* [SHORT TASK]
Transcribe all of the records precisely as they are presented.

start EXERCISE INPUTS

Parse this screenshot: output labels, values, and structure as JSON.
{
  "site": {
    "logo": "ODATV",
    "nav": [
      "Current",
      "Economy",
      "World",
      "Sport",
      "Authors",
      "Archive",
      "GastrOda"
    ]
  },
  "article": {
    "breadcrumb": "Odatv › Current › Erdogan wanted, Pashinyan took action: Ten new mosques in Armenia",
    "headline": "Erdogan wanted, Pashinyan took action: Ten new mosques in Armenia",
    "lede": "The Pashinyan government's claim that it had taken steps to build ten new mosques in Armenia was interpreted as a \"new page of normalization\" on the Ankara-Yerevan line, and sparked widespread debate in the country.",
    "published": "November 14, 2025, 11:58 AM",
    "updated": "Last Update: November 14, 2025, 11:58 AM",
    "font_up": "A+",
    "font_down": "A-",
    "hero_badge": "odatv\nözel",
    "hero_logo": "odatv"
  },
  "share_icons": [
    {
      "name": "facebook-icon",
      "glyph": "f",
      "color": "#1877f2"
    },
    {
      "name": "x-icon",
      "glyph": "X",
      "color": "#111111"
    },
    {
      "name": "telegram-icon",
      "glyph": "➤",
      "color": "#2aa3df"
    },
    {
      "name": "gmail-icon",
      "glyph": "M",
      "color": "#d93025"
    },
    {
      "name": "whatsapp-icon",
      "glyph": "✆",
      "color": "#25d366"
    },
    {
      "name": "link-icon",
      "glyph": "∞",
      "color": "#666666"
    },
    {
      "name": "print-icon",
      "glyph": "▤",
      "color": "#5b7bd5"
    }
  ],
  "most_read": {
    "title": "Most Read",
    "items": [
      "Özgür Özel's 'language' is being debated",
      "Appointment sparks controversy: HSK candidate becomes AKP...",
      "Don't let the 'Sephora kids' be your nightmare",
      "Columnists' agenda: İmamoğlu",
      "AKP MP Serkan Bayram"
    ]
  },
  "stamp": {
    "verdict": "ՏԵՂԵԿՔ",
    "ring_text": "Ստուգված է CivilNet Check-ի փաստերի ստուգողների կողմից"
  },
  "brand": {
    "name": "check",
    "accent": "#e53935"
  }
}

end EXERCISE INPUTS

* [RESPONSE TO THE TASK]
Parse this screenshot: output labels, values, and structure as JSON.
{
  "site": {
    "logo": "ODATV",
    "nav": [
      "Current",
      "Economy",
      "World",
      "Sport",
      "Authors",
      "Archive",
      "GastrOda"
    ]
  },
  "article": {
    "breadcrumb": "Odatv › Current › Erdogan wanted, Pashinyan took action: Ten new mosques in Armenia",
    "headline": "Erdogan wanted, Pashinyan took action: Ten new mosques in Armenia",
    "lede": "The Pashinyan government's claim that it had taken steps to build ten new mosques in Armenia was interpreted as a \"new page of normalization\" on the Ankara-Yerevan line, and sparked widespread debate in the country.",
    "published": "November 14, 2025, 11:58 AM",
    "updated": "Last Update: November 14, 2025, 11:58 AM",
    "font_up": "A+",
    "font_down": "A-",
    "hero_badge": "odatv\nözel",
    "hero_logo": "odatv"
  },
  "share_icons": [
    {
      "name": "facebook-icon",
      "glyph": "f",
      "color": "#1877f2"
    },
    {
      "name": "x-icon",
      "glyph": "X",
      "color": "#111111"
    },
    {
      "name": "telegram-icon",
      "glyph": "➤",
      "color": "#2aa3df"
    },
    {
      "name": "gmail-icon",
      "glyph": "M",
      "color": "#d93025"
    },
    {
      "name": "whatsapp-icon",
      "glyph": "✆",
      "color": "#25d366"
    },
    {
      "name": "link-icon",
      "glyph": "∞",
      "color": "#666666"
    },
    {
      "name": "print-icon",
      "glyph": "▤",
      "color": "#5b7bd5"
    }
  ],
  "most_read": {
    "title": "Most Read",
    "items": [
      "Özgür Özel's 'language' is being debated",
      "Appointment sparks controversy: HSK candidate becomes AKP...",
      "Don't let the 'Sephora kids' be your nightmare",
      "Columnists' agenda: İmamoğlu",
      "AKP MP Serkan Bayram"
    ]
  },
  "stamp": {
    "verdict": "ՏԵՂԵԿՔ",
    "ring_text": "Ստուգված է CivilNet Check-ի փաստերի ստուգողների կողմից"
  },
  "brand": {
    "name": "check",
    "accent": "#e53935"
  }
}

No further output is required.